Do this >> Locate the string "JSON" throughout the material and copy every line in which it occurs.

--- Start ---

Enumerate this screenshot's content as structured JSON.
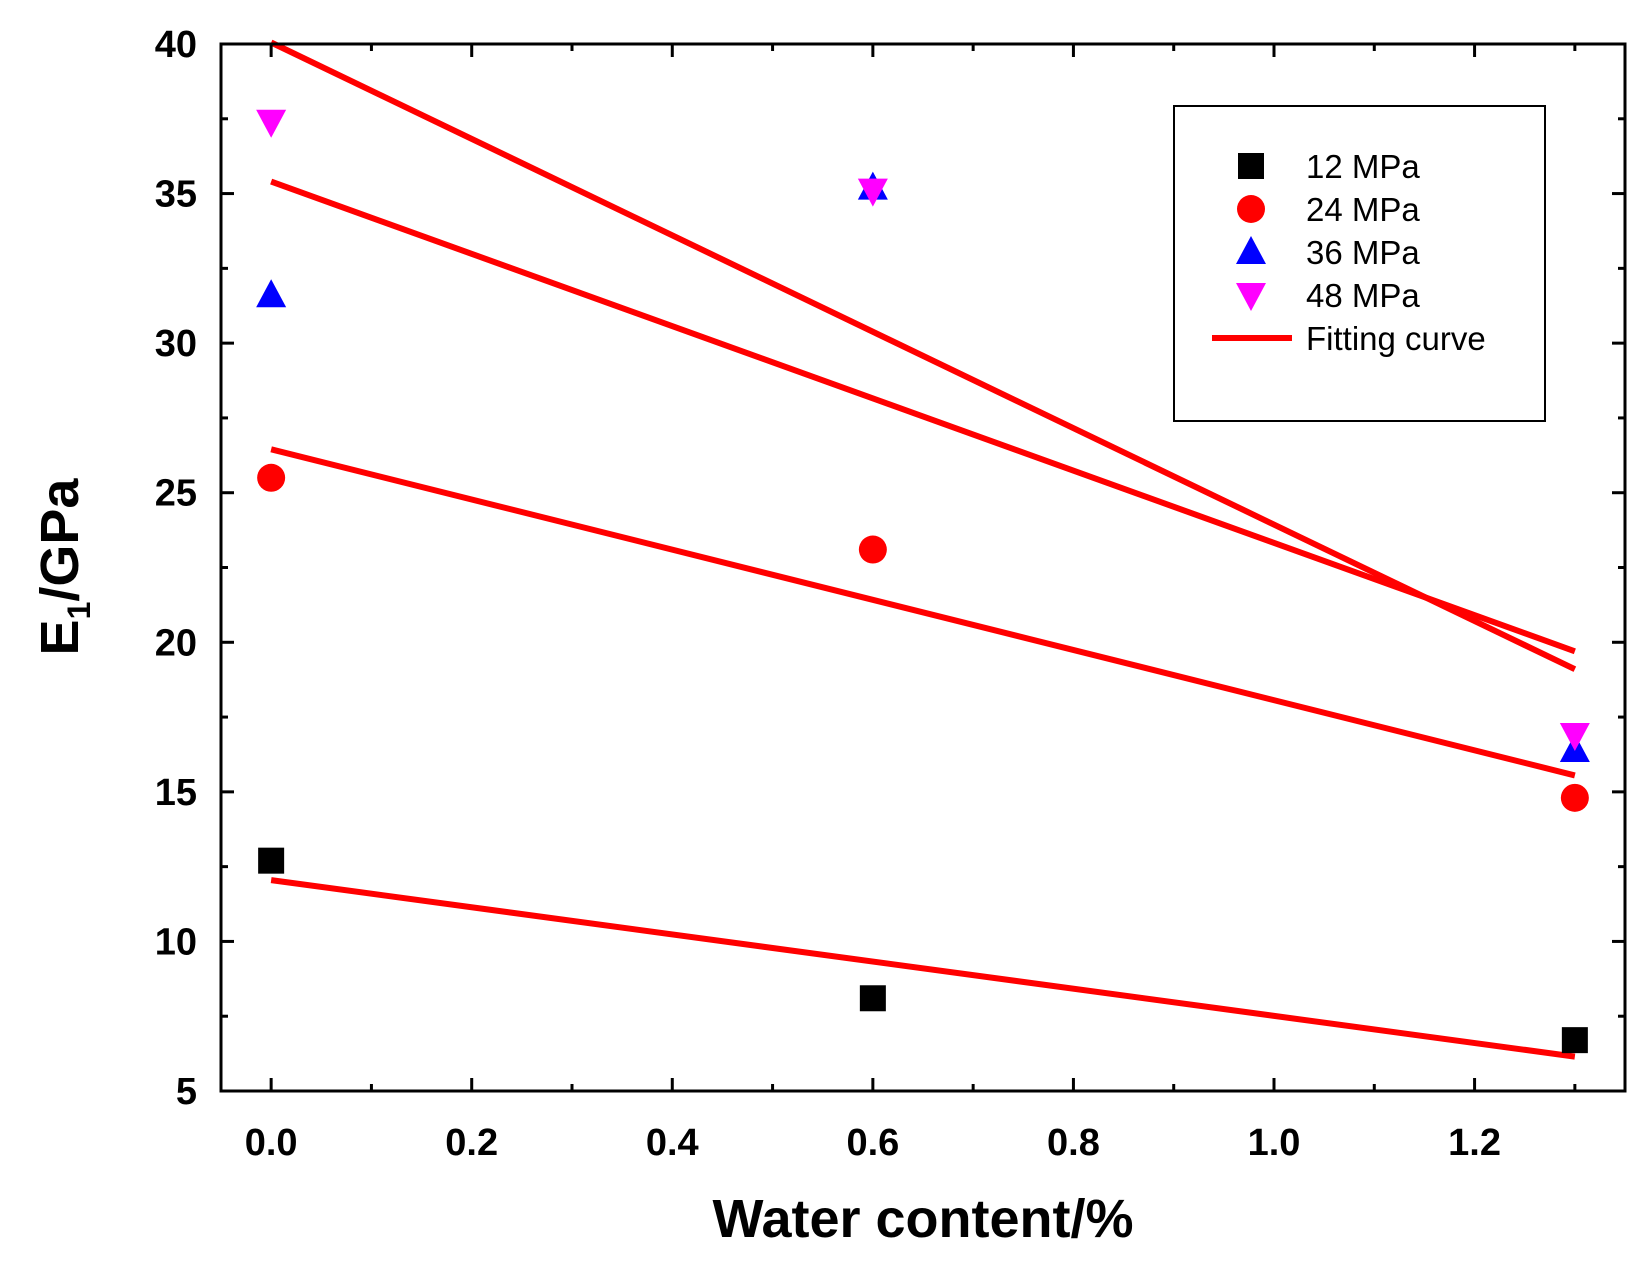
{
  "chart_data": {
    "type": "scatter",
    "xlabel": "Water content/%",
    "ylabel": {
      "main": "E",
      "sub": "1",
      "rest": "/GPa"
    },
    "xlim": [
      -0.05,
      1.35
    ],
    "ylim": [
      5,
      40
    ],
    "x_ticks": [
      {
        "value": 0.0,
        "label": "0.0"
      },
      {
        "value": 0.2,
        "label": "0.2"
      },
      {
        "value": 0.4,
        "label": "0.4"
      },
      {
        "value": 0.6,
        "label": "0.6"
      },
      {
        "value": 0.8,
        "label": "0.8"
      },
      {
        "value": 1.0,
        "label": "1.0"
      },
      {
        "value": 1.2,
        "label": "1.2"
      }
    ],
    "y_ticks": [
      {
        "value": 5,
        "label": "5"
      },
      {
        "value": 10,
        "label": "10"
      },
      {
        "value": 15,
        "label": "15"
      },
      {
        "value": 20,
        "label": "20"
      },
      {
        "value": 25,
        "label": "25"
      },
      {
        "value": 30,
        "label": "30"
      },
      {
        "value": 35,
        "label": "35"
      },
      {
        "value": 40,
        "label": "40"
      }
    ],
    "series": [
      {
        "name": "12 MPa",
        "marker": "square",
        "color": "#000000",
        "x": [
          0.0,
          0.6,
          1.3
        ],
        "y": [
          12.7,
          8.1,
          6.7
        ]
      },
      {
        "name": "24 MPa",
        "marker": "circle",
        "color": "#ff0000",
        "x": [
          0.0,
          0.6,
          1.3
        ],
        "y": [
          25.5,
          23.1,
          14.8
        ]
      },
      {
        "name": "36 MPa",
        "marker": "triangle-up",
        "color": "#0000ff",
        "x": [
          0.0,
          0.6,
          1.3
        ],
        "y": [
          31.6,
          35.2,
          16.4
        ]
      },
      {
        "name": "48 MPa",
        "marker": "triangle-down",
        "color": "#ff00ff",
        "x": [
          0.0,
          0.6,
          1.3
        ],
        "y": [
          37.4,
          35.1,
          16.9
        ]
      }
    ],
    "fits": [
      {
        "for": "12 MPa",
        "x": [
          0.0,
          1.3
        ],
        "y": [
          12.05,
          6.15
        ]
      },
      {
        "for": "24 MPa",
        "x": [
          0.0,
          1.3
        ],
        "y": [
          26.45,
          15.55
        ]
      },
      {
        "for": "36 MPa",
        "x": [
          0.0,
          1.3
        ],
        "y": [
          35.4,
          19.7
        ]
      },
      {
        "for": "48 MPa",
        "x": [
          0.0,
          1.3
        ],
        "y": [
          40.05,
          19.1
        ]
      }
    ],
    "fit_color": "#ff0000",
    "legend": {
      "position": "top-right",
      "entries": [
        "12 MPa",
        "24 MPa",
        "36 MPa",
        "48 MPa",
        "Fitting curve"
      ]
    }
  }
}
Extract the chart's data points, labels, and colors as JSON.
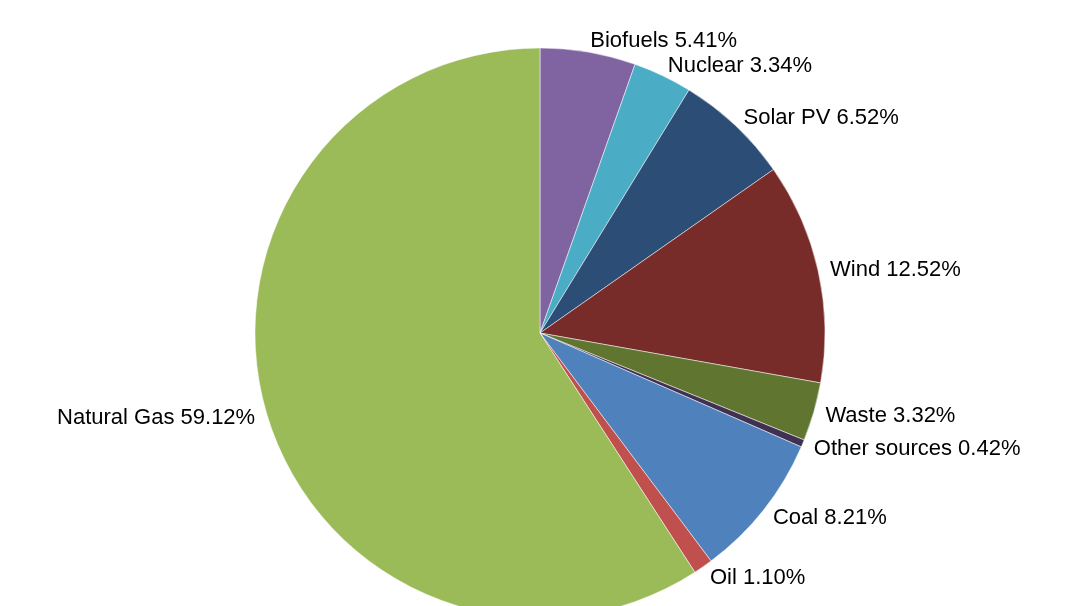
{
  "chart_data": {
    "type": "pie",
    "categories": [
      "Biofuels",
      "Nuclear",
      "Solar PV",
      "Wind",
      "Waste",
      "Other sources",
      "Coal",
      "Oil",
      "Natural Gas"
    ],
    "values": [
      5.41,
      3.34,
      6.52,
      12.52,
      3.32,
      0.42,
      8.21,
      1.1,
      59.12
    ],
    "colors": [
      "#8064a2",
      "#4bacc6",
      "#2c4d75",
      "#772c2a",
      "#5f7530",
      "#403152",
      "#4f81bd",
      "#c0504d",
      "#9bbb59"
    ],
    "value_labels": [
      "5.41%",
      "3.34%",
      "6.52%",
      "12.52%",
      "3.32%",
      "0.42%",
      "8.21%",
      "1.10%",
      "59.12%"
    ]
  }
}
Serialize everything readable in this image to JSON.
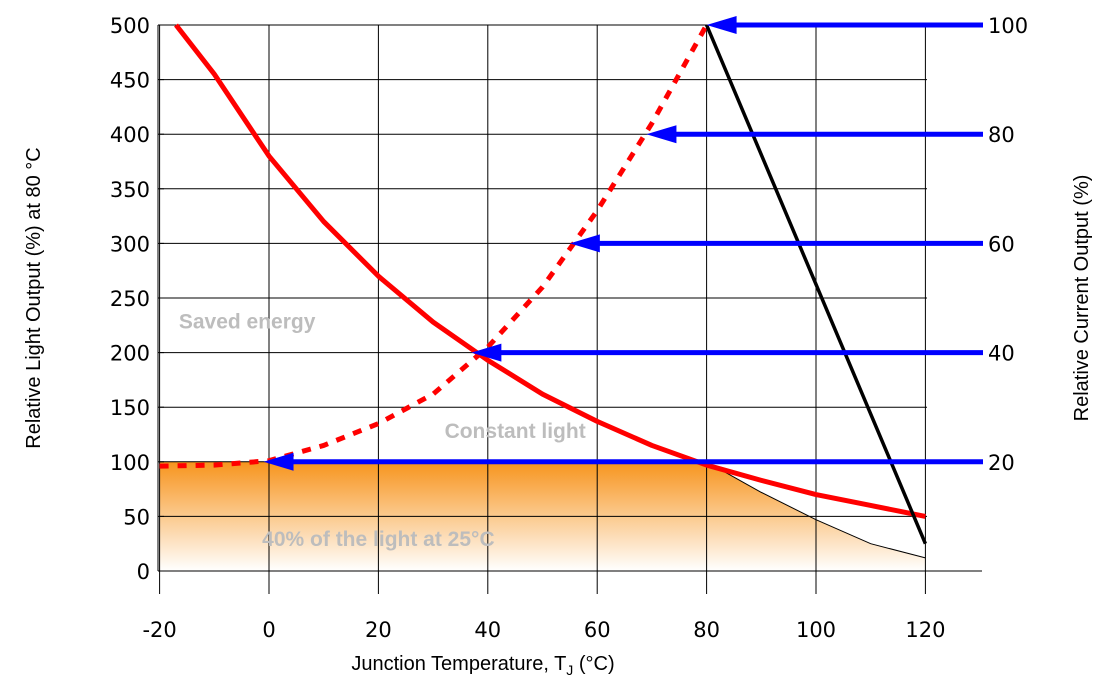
{
  "chart_data": {
    "type": "line",
    "xlabel": "Junction Temperature, T",
    "xlabel_sub": "J",
    "xlabel_suffix": " (°C)",
    "ylabel": "Relative Light Output (%) at 80 °C",
    "y2label": "Relative Current Output (%)",
    "xlim": [
      -20,
      130
    ],
    "ylim": [
      0,
      500
    ],
    "y2lim": [
      0,
      100
    ],
    "x_ticks": [
      "-20",
      "0",
      "20",
      "40",
      "60",
      "80",
      "100",
      "120"
    ],
    "y_ticks": [
      "0",
      "50",
      "100",
      "150",
      "200",
      "250",
      "300",
      "350",
      "400",
      "450",
      "500"
    ],
    "y2_ticks": [
      "20",
      "40",
      "60",
      "80",
      "100"
    ],
    "grid": true,
    "colors": {
      "light_curve": "#ff0000",
      "current_arrows": "#0000ff",
      "derating_line": "#000000",
      "fill_top": "#f7941d",
      "fill_bottom": "#ffffff",
      "region_text": "#bdbdbd"
    },
    "series": [
      {
        "style": "solid",
        "points": [
          [
            -17,
            500
          ],
          [
            -10,
            455
          ],
          [
            0,
            380
          ],
          [
            10,
            320
          ],
          [
            20,
            270
          ],
          [
            30,
            228
          ],
          [
            40,
            193
          ],
          [
            50,
            162
          ],
          [
            60,
            137
          ],
          [
            70,
            115
          ],
          [
            80,
            97
          ],
          [
            90,
            83
          ],
          [
            100,
            70
          ],
          [
            110,
            60
          ],
          [
            120,
            50
          ]
        ]
      },
      {
        "style": "dashed",
        "points": [
          [
            -20,
            96
          ],
          [
            -10,
            97
          ],
          [
            0,
            101
          ],
          [
            10,
            115
          ],
          [
            20,
            135
          ],
          [
            30,
            162
          ],
          [
            40,
            205
          ],
          [
            50,
            260
          ],
          [
            60,
            330
          ],
          [
            70,
            410
          ],
          [
            80,
            500
          ]
        ]
      },
      {
        "style": "solid",
        "points": [
          [
            80,
            500
          ],
          [
            120,
            25
          ]
        ]
      }
    ],
    "area": {
      "points": [
        [
          -20,
          100
        ],
        [
          80,
          100
        ],
        [
          90,
          72
        ],
        [
          100,
          47
        ],
        [
          110,
          25
        ],
        [
          120,
          12
        ],
        [
          120,
          0
        ],
        [
          -20,
          0
        ]
      ]
    },
    "arrows": [
      {
        "current": 100,
        "light": 500,
        "x_tip": 80
      },
      {
        "current": 80,
        "light": 400,
        "x_tip": 69
      },
      {
        "current": 60,
        "light": 300,
        "x_tip": 55
      },
      {
        "current": 40,
        "light": 200,
        "x_tip": 37
      },
      {
        "current": 20,
        "light": 100,
        "x_tip": -1
      }
    ],
    "annotations": [
      {
        "text": "Saved energy",
        "x": -4,
        "y": 222
      },
      {
        "text": "Constant light",
        "x": 45,
        "y": 122
      },
      {
        "text": "40% of the light at 25°C",
        "x": 20,
        "y": 23
      }
    ]
  }
}
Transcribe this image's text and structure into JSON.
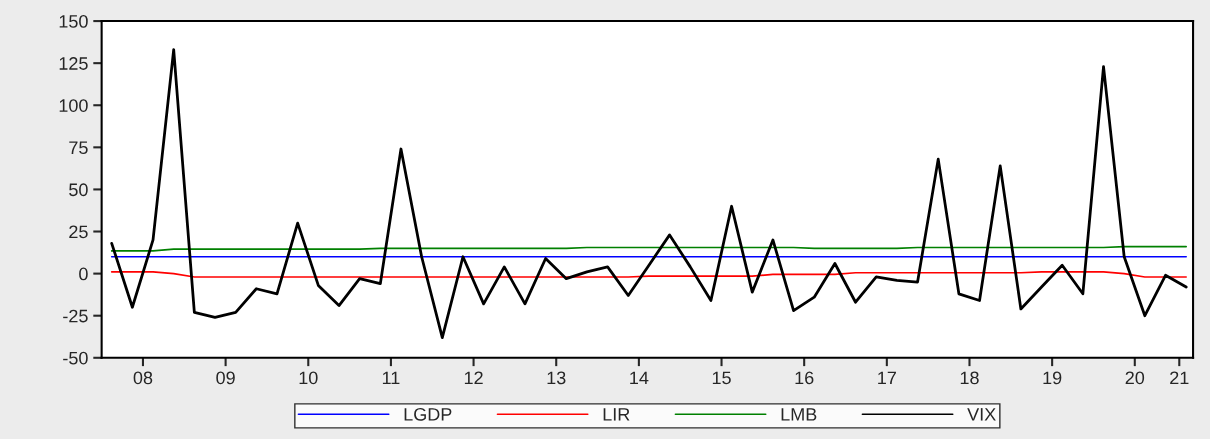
{
  "chart_data": {
    "type": "line",
    "x": [
      "2008-02-15",
      "2008-05-15",
      "2008-08-15",
      "2008-11-15",
      "2009-02-15",
      "2009-05-15",
      "2009-08-15",
      "2009-11-15",
      "2010-02-15",
      "2010-05-15",
      "2010-08-15",
      "2010-11-15",
      "2011-02-15",
      "2011-05-15",
      "2011-08-15",
      "2011-11-15",
      "2012-02-15",
      "2012-05-15",
      "2012-08-15",
      "2012-11-15",
      "2013-02-15",
      "2013-05-15",
      "2013-08-15",
      "2013-11-15",
      "2014-02-15",
      "2014-05-15",
      "2014-08-15",
      "2014-11-15",
      "2015-02-15",
      "2015-05-15",
      "2015-08-15",
      "2015-11-15",
      "2016-02-15",
      "2016-05-15",
      "2016-08-15",
      "2016-11-15",
      "2017-02-15",
      "2017-05-15",
      "2017-08-15",
      "2017-11-15",
      "2018-02-15",
      "2018-05-15",
      "2018-08-15",
      "2018-11-15",
      "2019-02-15",
      "2019-05-15",
      "2019-08-15",
      "2019-11-15",
      "2020-02-15",
      "2020-05-15",
      "2020-08-15",
      "2020-11-15",
      "2021-02-15"
    ],
    "series": [
      {
        "name": "LGDP",
        "color": "#0000ff",
        "values": [
          10,
          10,
          10,
          10,
          10,
          10,
          10,
          10,
          10,
          10,
          10,
          10,
          10,
          10,
          10,
          10,
          10,
          10,
          10,
          10,
          10,
          10,
          10,
          10,
          10,
          10,
          10,
          10,
          10,
          10,
          10,
          10,
          10,
          10,
          10,
          10,
          10,
          10,
          10,
          10,
          10,
          10,
          10,
          10,
          10,
          10,
          10,
          10,
          10,
          10,
          10,
          10,
          10
        ]
      },
      {
        "name": "LIR",
        "color": "#ff0000",
        "values": [
          1,
          1,
          1,
          0,
          -2,
          -2,
          -2,
          -2,
          -2,
          -2,
          -2,
          -2,
          -2,
          -2,
          -2,
          -2,
          -2,
          -2,
          -2,
          -2,
          -2,
          -2,
          -2,
          -2,
          -2,
          -2,
          -1.5,
          -1.5,
          -1.5,
          -1.5,
          -1.5,
          -1.5,
          -0.5,
          -0.5,
          -0.5,
          -0.5,
          0.5,
          0.5,
          0.5,
          0.5,
          0.5,
          0.5,
          0.5,
          0.5,
          0.5,
          1,
          1,
          1,
          1,
          0,
          -2,
          -2,
          -2
        ]
      },
      {
        "name": "LMB",
        "color": "#008000",
        "values": [
          13.5,
          13.5,
          13.5,
          14.5,
          14.5,
          14.5,
          14.5,
          14.5,
          14.5,
          14.5,
          14.5,
          14.5,
          14.5,
          15,
          15,
          15,
          15,
          15,
          15,
          15,
          15,
          15,
          15,
          15.5,
          15.5,
          15.5,
          15.5,
          15.5,
          15.5,
          15.5,
          15.5,
          15.5,
          15.5,
          15.5,
          15,
          15,
          15,
          15,
          15,
          15.5,
          15.5,
          15.5,
          15.5,
          15.5,
          15.5,
          15.5,
          15.5,
          15.5,
          15.5,
          16,
          16,
          16,
          16
        ]
      },
      {
        "name": "VIX",
        "color": "#000000",
        "values": [
          18,
          -20,
          20,
          133,
          -23,
          -26,
          -23,
          -9,
          -12,
          30,
          -7,
          -19,
          -3,
          -6,
          74,
          10,
          -38,
          10,
          -18,
          4,
          -18,
          9,
          -3,
          1,
          4,
          -13,
          5,
          23,
          4,
          -16,
          40,
          -11,
          20,
          -22,
          -14,
          6,
          -17,
          -2,
          -4,
          -5,
          68,
          -12,
          -16,
          64,
          -21,
          -8,
          5,
          -12,
          123,
          10,
          -25,
          -1,
          -8
        ]
      }
    ],
    "xlim": [
      "2008-01-01",
      "2021-03-15"
    ],
    "xticks": [
      {
        "value": "2008-07-01",
        "label": "08"
      },
      {
        "value": "2009-07-01",
        "label": "09"
      },
      {
        "value": "2010-07-01",
        "label": "10"
      },
      {
        "value": "2011-07-01",
        "label": "11"
      },
      {
        "value": "2012-07-01",
        "label": "12"
      },
      {
        "value": "2013-07-01",
        "label": "13"
      },
      {
        "value": "2014-07-01",
        "label": "14"
      },
      {
        "value": "2015-07-01",
        "label": "15"
      },
      {
        "value": "2016-07-01",
        "label": "16"
      },
      {
        "value": "2017-07-01",
        "label": "17"
      },
      {
        "value": "2018-07-01",
        "label": "18"
      },
      {
        "value": "2019-07-01",
        "label": "19"
      },
      {
        "value": "2020-07-01",
        "label": "20"
      },
      {
        "value": "2021-01-15",
        "label": "21"
      }
    ],
    "ylim": [
      -50,
      150
    ],
    "yticks": [
      -50,
      -25,
      0,
      25,
      50,
      75,
      100,
      125,
      150
    ],
    "grid": false,
    "legend": "bottom",
    "marker": "none",
    "line_style": "solid"
  }
}
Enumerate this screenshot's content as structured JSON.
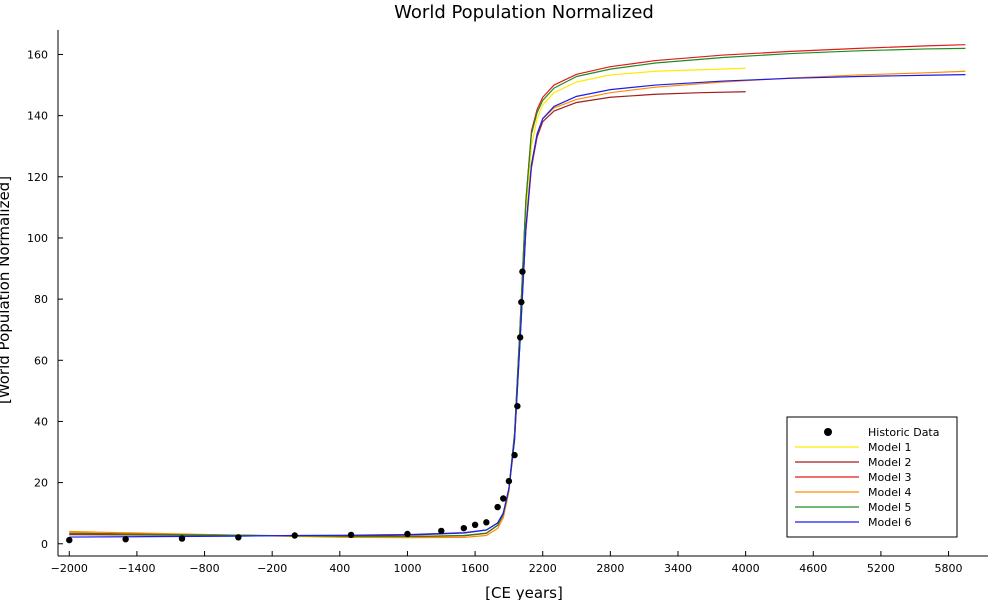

--- End ---

The reply >>
Enumerate this screenshot's content as structured JSON.
Extract the chart's data points, labels, and colors as JSON.
Serialize everything readable in this image to JSON.
Transcribe this image's text and structure into JSON.
Enumerate this screenshot's content as structured JSON.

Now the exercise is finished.